### TO DO:
Count the lines below that contain the word "name", and reply with only that number.
** Start **
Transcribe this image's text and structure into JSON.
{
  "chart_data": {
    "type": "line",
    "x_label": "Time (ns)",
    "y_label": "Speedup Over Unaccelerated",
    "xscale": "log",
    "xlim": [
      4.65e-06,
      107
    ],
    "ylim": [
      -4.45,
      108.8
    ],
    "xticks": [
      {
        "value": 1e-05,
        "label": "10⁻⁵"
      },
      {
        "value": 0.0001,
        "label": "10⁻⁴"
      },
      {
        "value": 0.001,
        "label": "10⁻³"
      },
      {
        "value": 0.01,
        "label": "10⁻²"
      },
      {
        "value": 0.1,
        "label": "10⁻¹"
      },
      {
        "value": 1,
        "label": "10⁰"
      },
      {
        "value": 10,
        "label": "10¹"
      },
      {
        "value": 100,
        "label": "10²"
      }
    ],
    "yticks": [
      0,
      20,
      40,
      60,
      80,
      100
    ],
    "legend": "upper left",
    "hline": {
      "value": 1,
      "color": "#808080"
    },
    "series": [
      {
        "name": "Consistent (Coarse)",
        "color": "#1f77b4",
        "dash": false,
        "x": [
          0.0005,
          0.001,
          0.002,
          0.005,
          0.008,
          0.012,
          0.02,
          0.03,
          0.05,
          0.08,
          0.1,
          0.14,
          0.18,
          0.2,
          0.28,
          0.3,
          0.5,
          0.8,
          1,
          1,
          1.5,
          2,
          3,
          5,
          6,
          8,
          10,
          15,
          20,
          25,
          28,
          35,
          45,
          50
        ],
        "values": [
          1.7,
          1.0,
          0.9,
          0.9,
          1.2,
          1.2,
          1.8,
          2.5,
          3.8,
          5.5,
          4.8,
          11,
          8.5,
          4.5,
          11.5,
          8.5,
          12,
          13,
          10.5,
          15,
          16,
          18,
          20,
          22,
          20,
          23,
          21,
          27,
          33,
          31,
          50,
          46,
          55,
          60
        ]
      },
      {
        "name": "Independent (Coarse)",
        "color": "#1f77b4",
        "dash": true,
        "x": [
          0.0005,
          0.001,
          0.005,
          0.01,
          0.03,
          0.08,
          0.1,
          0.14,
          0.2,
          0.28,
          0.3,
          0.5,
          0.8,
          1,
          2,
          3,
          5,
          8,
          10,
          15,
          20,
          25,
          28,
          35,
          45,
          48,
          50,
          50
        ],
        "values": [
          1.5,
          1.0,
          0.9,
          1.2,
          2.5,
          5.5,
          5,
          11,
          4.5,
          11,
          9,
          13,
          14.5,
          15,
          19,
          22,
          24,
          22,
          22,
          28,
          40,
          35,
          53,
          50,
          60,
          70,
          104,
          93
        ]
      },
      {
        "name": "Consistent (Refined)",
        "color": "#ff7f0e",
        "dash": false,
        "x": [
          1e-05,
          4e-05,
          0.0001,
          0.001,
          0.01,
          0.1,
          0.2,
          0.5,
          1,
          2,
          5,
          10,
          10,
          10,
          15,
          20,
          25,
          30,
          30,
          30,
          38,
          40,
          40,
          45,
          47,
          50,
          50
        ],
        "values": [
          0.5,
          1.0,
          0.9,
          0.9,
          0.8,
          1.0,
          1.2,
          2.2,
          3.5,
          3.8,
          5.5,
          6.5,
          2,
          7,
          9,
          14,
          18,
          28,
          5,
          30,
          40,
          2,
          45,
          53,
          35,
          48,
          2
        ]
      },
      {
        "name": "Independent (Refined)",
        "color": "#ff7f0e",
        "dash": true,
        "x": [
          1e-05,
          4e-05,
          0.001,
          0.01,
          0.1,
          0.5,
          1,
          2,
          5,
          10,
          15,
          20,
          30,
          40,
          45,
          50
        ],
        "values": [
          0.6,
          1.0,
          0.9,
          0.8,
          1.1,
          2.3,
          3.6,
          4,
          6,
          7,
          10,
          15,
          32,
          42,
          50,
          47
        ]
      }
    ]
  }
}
** End **
### OUTPUT OF THE TASK:
4